Stored dataset items
-- -- --

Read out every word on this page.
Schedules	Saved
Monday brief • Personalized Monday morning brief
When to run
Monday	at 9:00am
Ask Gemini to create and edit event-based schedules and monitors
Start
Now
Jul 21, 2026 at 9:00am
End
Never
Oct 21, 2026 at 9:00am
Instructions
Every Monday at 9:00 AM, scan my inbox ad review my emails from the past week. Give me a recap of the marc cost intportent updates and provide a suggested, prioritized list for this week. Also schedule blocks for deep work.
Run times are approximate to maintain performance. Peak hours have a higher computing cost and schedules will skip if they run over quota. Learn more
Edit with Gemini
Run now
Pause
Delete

-- -- --

→ **WHAT YOU WILL DO**
Extract the listing in its entirety, matching it exactly.

→ **ANSWER**
Read out every word on this page.
Schedules	Saved
Monday brief • Personalized Monday morning brief
When to run
Monday	at 9:00am
Ask Gemini to create and edit event-based schedules and monitors
Start
Now
Jul 21, 2026 at 9:00am
End
Never
Oct 21, 2026 at 9:00am
Instructions
Every Monday at 9:00 AM, scan my inbox ad review my emails from the past week. Give me a recap of the marc cost intportent updates and provide a suggested, prioritized list for this week. Also schedule blocks for deep work.
Run times are approximate to maintain performance. Peak hours have a higher computing cost and schedules will skip if they run over quota. Learn more
Edit with Gemini
Run now
Pause
Delete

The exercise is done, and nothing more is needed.